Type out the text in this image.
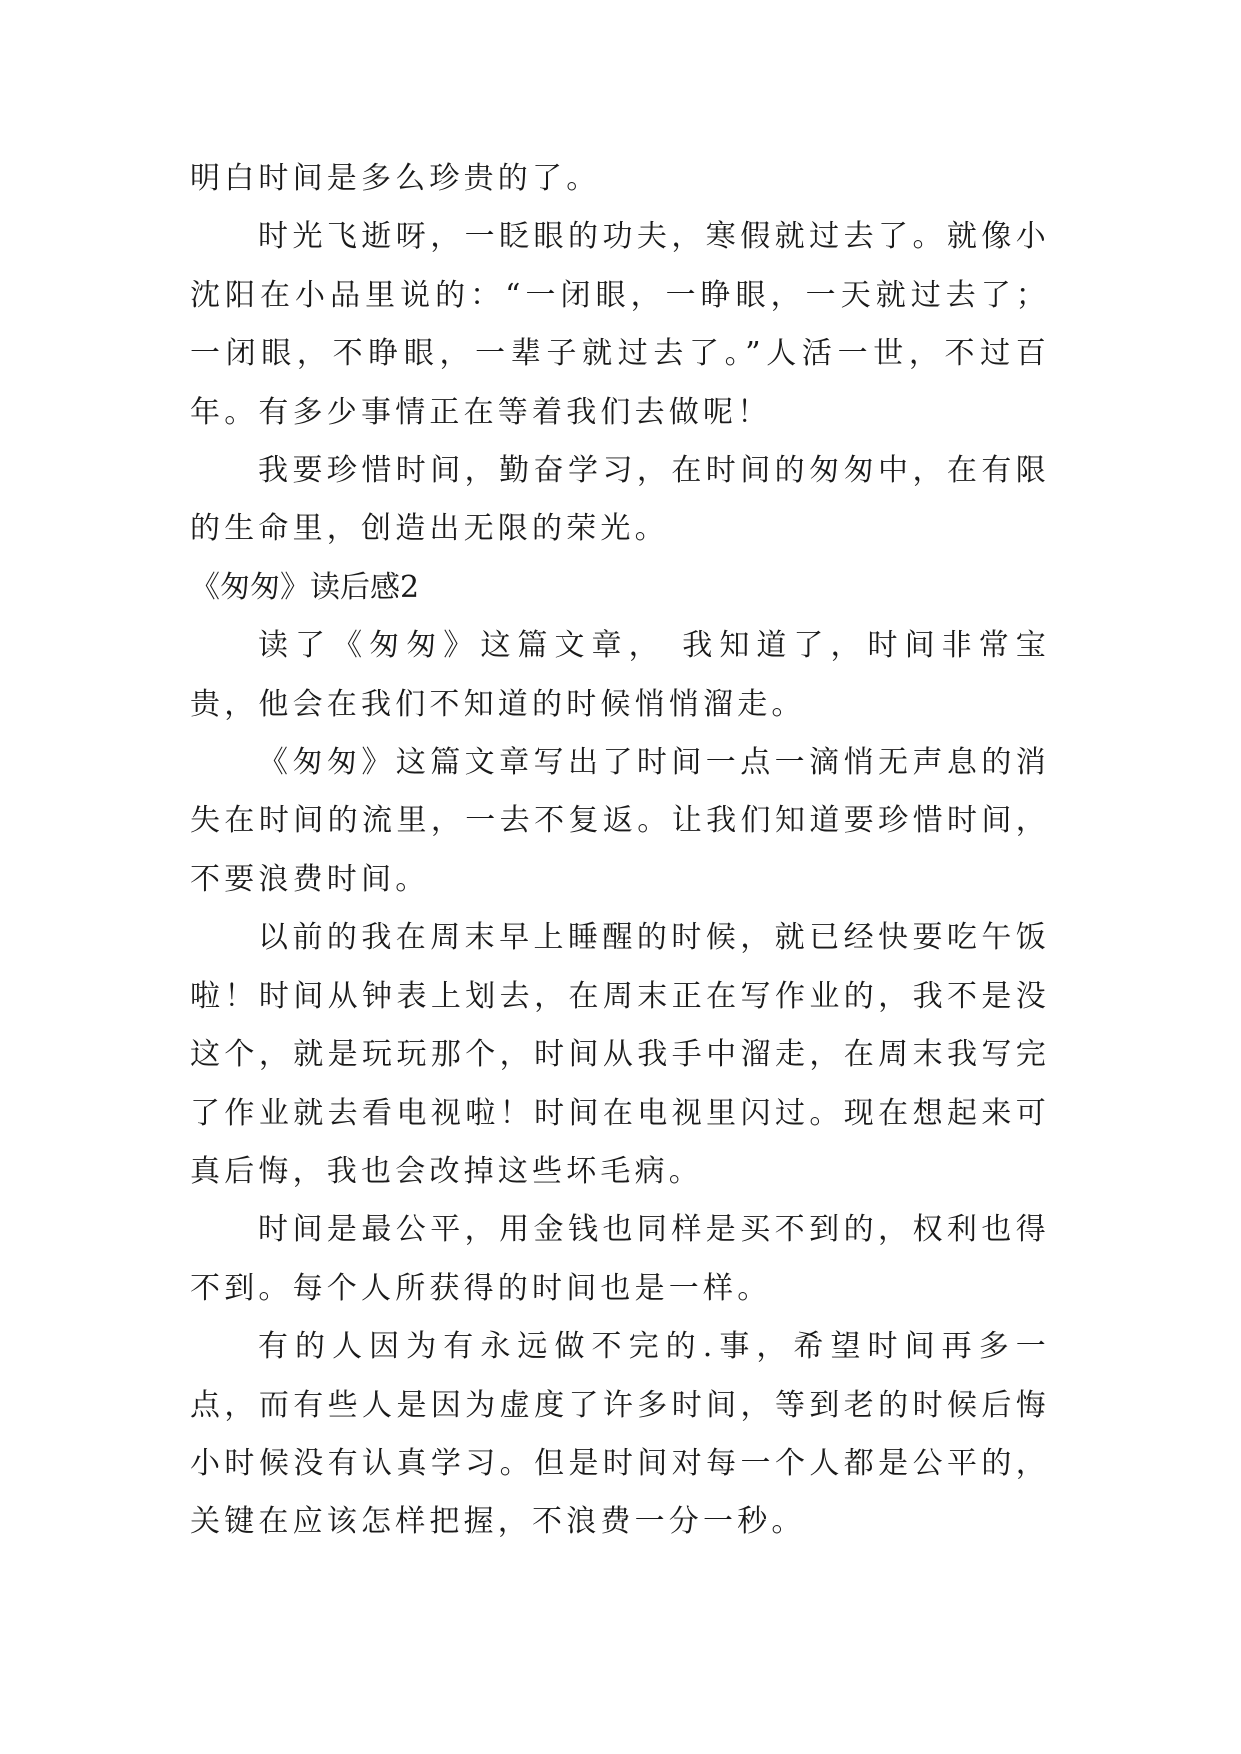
明白时间是多么珍贵的了。

时光飞逝呀，一眨眼的功夫，寒假就过去了。就像小沈阳在小品里说的：“一闭眼，一睁眼，一天就过去了；一闭眼，不睁眼，一辈子就过去了。”人活一世，不过百年。有多少事情正在等着我们去做呢！

我要珍惜时间，勤奋学习，在时间的匆匆中，在有限的生命里，创造出无限的荣光。

《匆匆》读后感2

读了《匆匆》这篇文章， 我知道了，时间非常宝贵，他会在我们不知道的时候悄悄溜走。

《匆匆》这篇文章写出了时间一点一滴悄无声息的消失在时间的流里，一去不复返。让我们知道要珍惜时间，不要浪费时间。

以前的我在周末早上睡醒的时候，就已经快要吃午饭啦！时间从钟表上划去，在周末正在写作业的，我不是没这个，就是玩玩那个，时间从我手中溜走，在周末我写完了作业就去看电视啦！时间在电视里闪过。现在想起来可真后悔，我也会改掉这些坏毛病。

时间是最公平，用金钱也同样是买不到的，权利也得不到。每个人所获得的时间也是一样。

有的人因为有永远做不完的.事，希望时间再多一点，而有些人是因为虚度了许多时间，等到老的时候后悔小时候没有认真学习。但是时间对每一个人都是公平的，关键在应该怎样把握，不浪费一分一秒。
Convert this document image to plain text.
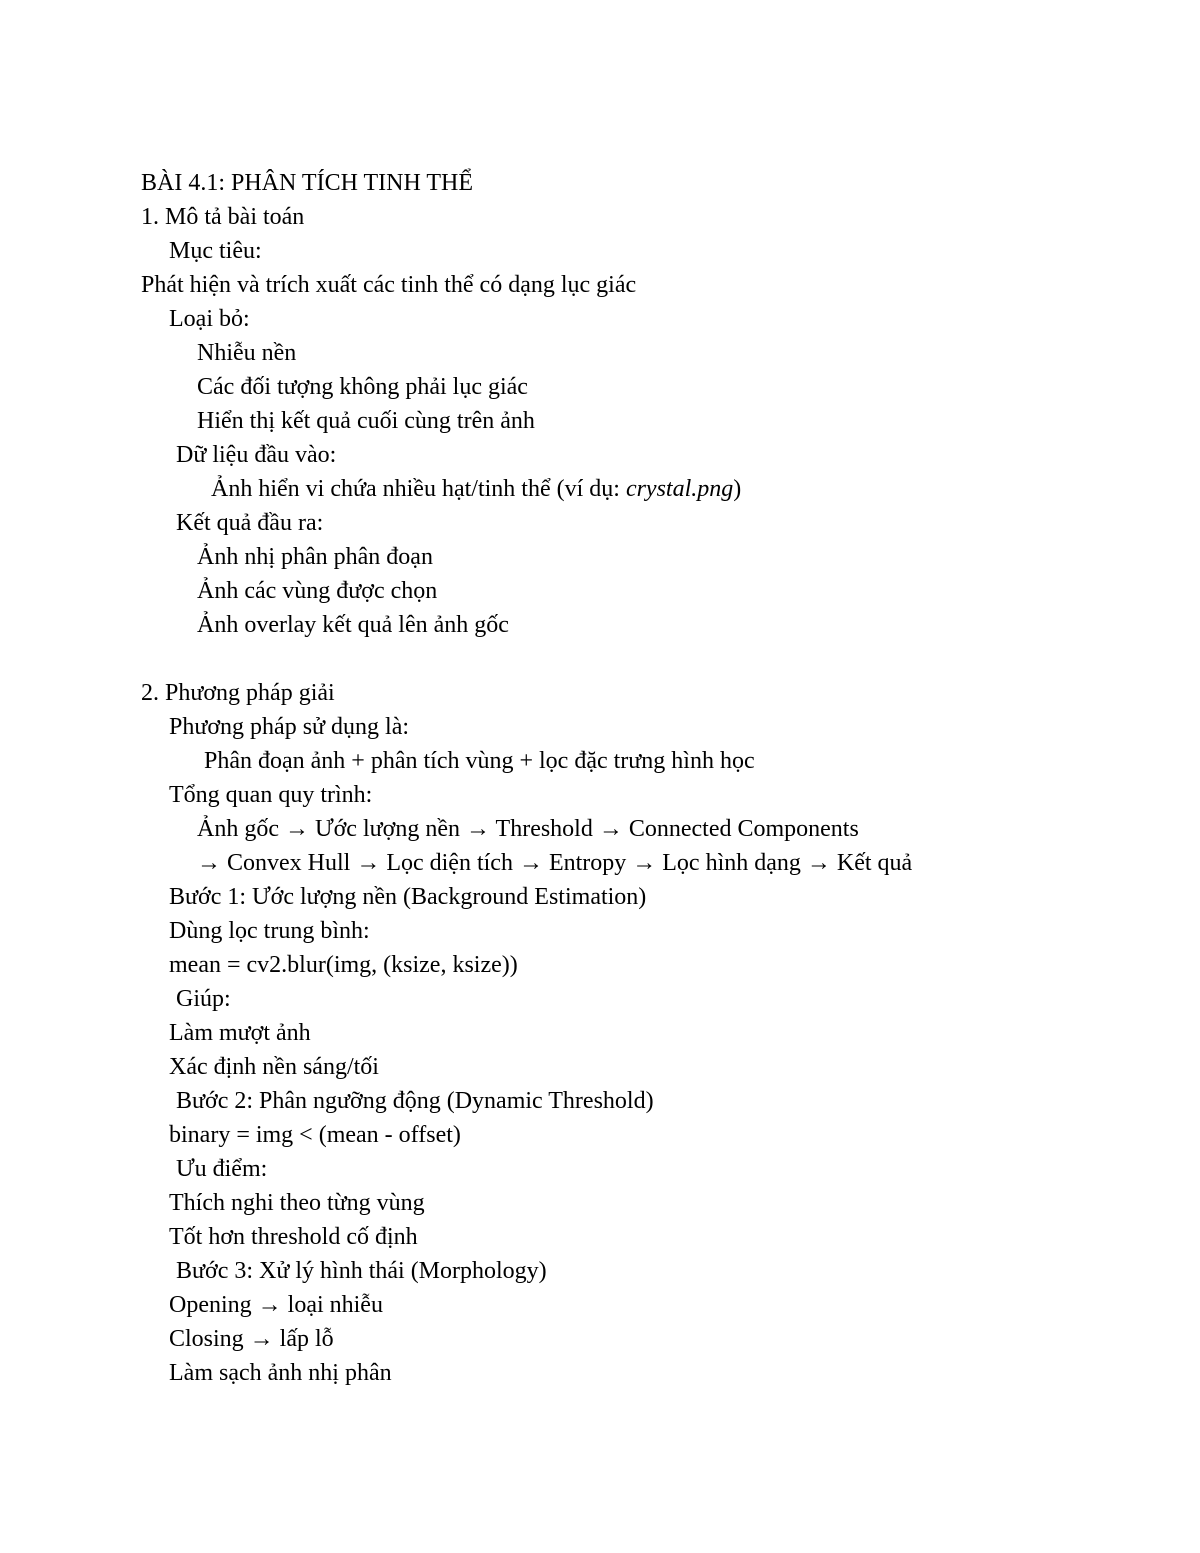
BÀI 4.1: PHÂN TÍCH TINH THỂ
1. Mô tả bài toán
Mục tiêu:
Phát hiện và trích xuất các tinh thể có dạng lục giác
Loại bỏ:
Nhiễu nền
Các đối tượng không phải lục giác
Hiển thị kết quả cuối cùng trên ảnh
Dữ liệu đầu vào:
Ảnh hiển vi chứa nhiều hạt/tinh thể (ví dụ: crystal.png)
Kết quả đầu ra:
Ảnh nhị phân phân đoạn
Ảnh các vùng được chọn
Ảnh overlay kết quả lên ảnh gốc
2. Phương pháp giải
Phương pháp sử dụng là:
Phân đoạn ảnh + phân tích vùng + lọc đặc trưng hình học
Tổng quan quy trình:
Ảnh gốc → Ước lượng nền → Threshold → Connected Components
→ Convex Hull → Lọc diện tích → Entropy → Lọc hình dạng → Kết quả
Bước 1: Ước lượng nền (Background Estimation)
Dùng lọc trung bình:
mean = cv2.blur(img, (ksize, ksize))
Giúp:
Làm mượt ảnh
Xác định nền sáng/tối
Bước 2: Phân ngưỡng động (Dynamic Threshold)
binary = img < (mean - offset)
Ưu điểm:
Thích nghi theo từng vùng
Tốt hơn threshold cố định
Bước 3: Xử lý hình thái (Morphology)
Opening → loại nhiễu
Closing → lấp lỗ
Làm sạch ảnh nhị phân
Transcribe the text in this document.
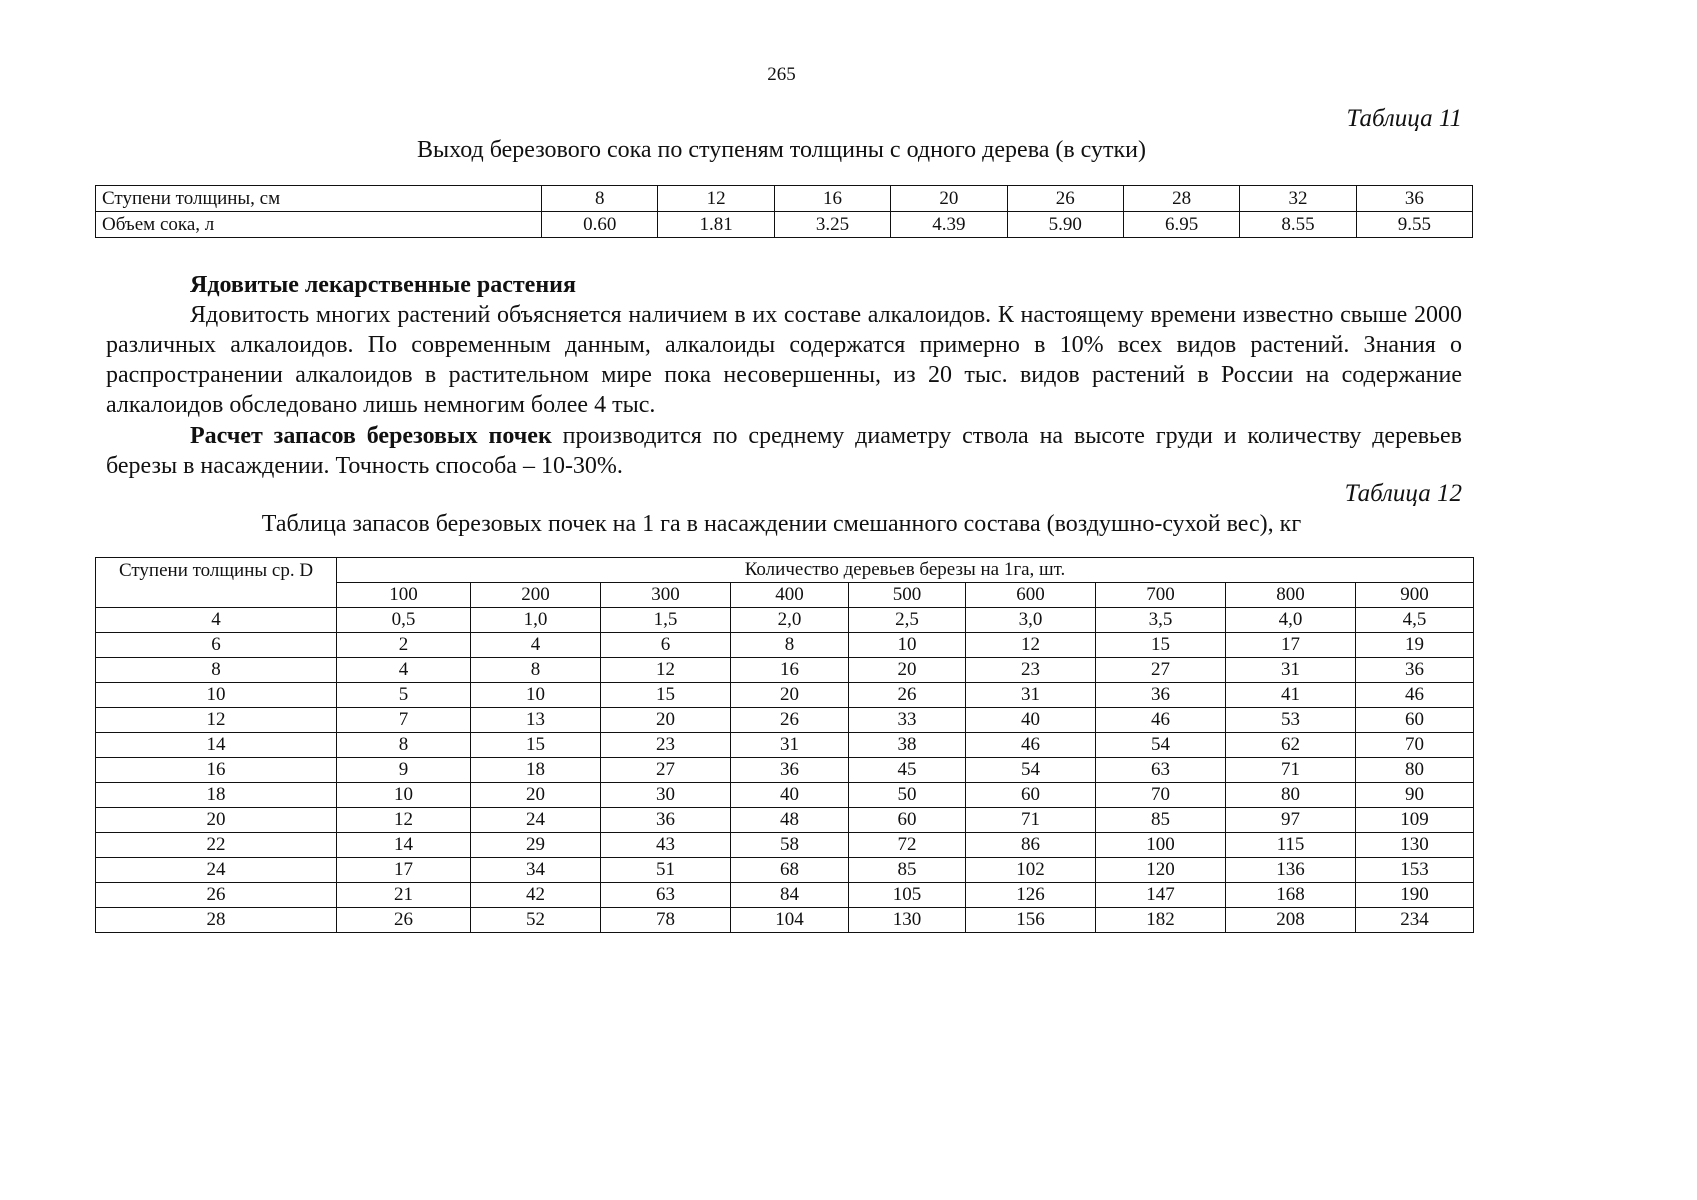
265
Таблица 11
Выход березового сока по ступеням толщины с одного дерева (в сутки)
Ступени толщины, см	8	12	16	20	26	28	32	36
Объем сока, л	0.60	1.81	3.25	4.39	5.90	6.95	8.55	9.55
Ядовитые лекарственные растения
Ядовитость многих растений объясняется наличием в их составе алкалоидов. К настоящему времени известно свыше 2000 различных алкалоидов. По современным данным, алкалоиды содержатся примерно в 10% всех видов растений. Знания о распространении алкалоидов в растительном мире пока несовершенны, из 20 тыс. видов растений в России на содержание алкалоидов обследовано лишь немногим более 4 тыс.
Расчет запасов березовых почек производится по среднему диаметру ствола на высоте груди и количеству деревьев березы в насаждении. Точность способа – 10-30%.
Таблица 12
Таблица запасов березовых почек на 1 га в насаждении смешанного состава (воздушно-сухой вес), кг
Ступени толщины ср. D	Количество деревьев березы на 1га, шт.								
	100	200	300	400	500	600	700	800	900
4	0,5	1,0	1,5	2,0	2,5	3,0	3,5	4,0	4,5
6	2	4	6	8	10	12	15	17	19
8	4	8	12	16	20	23	27	31	36
10	5	10	15	20	26	31	36	41	46
12	7	13	20	26	33	40	46	53	60
14	8	15	23	31	38	46	54	62	70
16	9	18	27	36	45	54	63	71	80
18	10	20	30	40	50	60	70	80	90
20	12	24	36	48	60	71	85	97	109
22	14	29	43	58	72	86	100	115	130
24	17	34	51	68	85	102	120	136	153
26	21	42	63	84	105	126	147	168	190
28	26	52	78	104	130	156	182	208	234
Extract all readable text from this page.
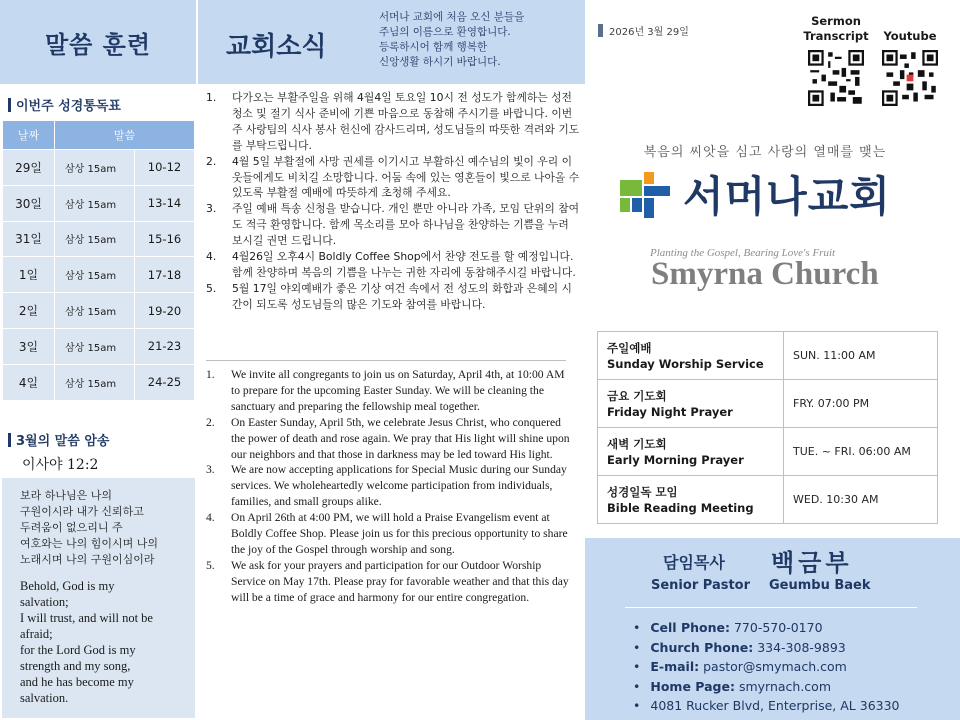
말씀 훈련
이번주 성경통독표
날짜	말씀	
29일	삼상 15am	10-12
30일	삼상 15am	13-14
31일	삼상 15am	15-16
1일	삼상 15am	17-18
2일	삼상 15am	19-20
3일	삼상 15am	21-23
4일	삼상 15am	24-25
3월의 말씀 암송
이사야 12:2
보라 하나님은 나의
구원이시라 내가 신뢰하고
두려움이 없으리니 주
여호와는 나의 힘이시며 나의
노래시며 나의 구원이심이라
Behold, God is my
salvation;
I will trust, and will not be
afraid;
for the Lord God is my
strength and my song,
and he has become my
salvation.
교회소식
서머나 교회에 처음 오신 분들을
주님의 이름으로 환영합니다.
등록하시어 함께 행복한
신앙생활 하시기 바랍니다.
1. 다가오는 부활주일을 위해 4월4일 토요일 10시 전 성도가 함께하는 성전 청소 및 절기 식사 준비에 기쁜 마음으로 동참해 주시기를 바랍니다. 이번주 사랑팀의 식사 봉사 헌신에 감사드리며, 성도님들의 따뜻한 격려와 기도를 부탁드립니다.
2. 4월 5일 부활절에 사망 권세를 이기시고 부활하신 예수님의 빛이 우리 이웃들에게도 비치길 소망합니다. 어둠 속에 있는 영혼들이 빛으로 나아올 수 있도록 부활절 예배에 따뜻하게 초청해 주세요.
3. 주일 예배 특송 신청을 받습니다. 개인 뿐만 아니라 가족, 모임 단위의 참여도 적극 환영합니다. 함께 목소리를 모아 하나님을 찬양하는 기쁨을 누려 보시길 권면 드립니다.
4. 4월26일 오후4시 Boldly Coffee Shop에서 찬양 전도를 할 예정입니다. 함께 찬양하며 복음의 기쁨을 나누는 귀한 자리에 동참해주시길 바랍니다.
5. 5월 17일 야외예배가 좋은 기상 여건 속에서 전 성도의 화합과 은혜의 시간이 되도록 성도님들의 많은 기도와 참여를 바랍니다.
1. We invite all congregants to join us on Saturday, April 4th, at 10:00 AM to prepare for the upcoming Easter Sunday. We will be cleaning the sanctuary and preparing the fellowship meal together.
2. On Easter Sunday, April 5th, we celebrate Jesus Christ, who conquered the power of death and rose again. We pray that His light will shine upon our neighbors and that those in darkness may be led toward His light.
3. We are now accepting applications for Special Music during our Sunday services. We wholeheartedly welcome participation from individuals, families, and small groups alike.
4. On April 26th at 4:00 PM, we will hold a Praise Evangelism event at Boldly Coffee Shop. Please join us for this precious opportunity to share the joy of the Gospel through worship and song.
5. We ask for your prayers and participation for our Outdoor Worship Service on May 17th. Please pray for favorable weather and that this day will be a time of grace and harmony for our entire congregation.
2026년 3월 29일
Sermon
Transcript	Youtube
복음의 씨앗을 심고 사랑의 열매를 맺는
서머나교회
Planting the Gospel, Bearing Love's Fruit
Smyrna Church
주일예배
Sunday Worship Service	SUN. 11:00 AM

금요 기도회
Friday Night Prayer	FRY. 07:00 PM

새벽 기도회
Early Morning Prayer	TUE. ~ FRI. 06:00 AM

성경일독 모임
Bible Reading Meeting	WED. 10:30 AM
담임목사 백금부
Senior Pastor Geumbu Baek
• Cell Phone: 770-570-0170
• Church Phone: 334-308-9893
• E-mail: pastor@smymach.com
• Home Page: smyrnach.com
• 4081 Rucker Blvd, Enterprise, AL 36330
---------------
▸ **Task directions**: Answer with a single number: the count of lines holding the word "pháp".

▸ **Exercise solution**: 2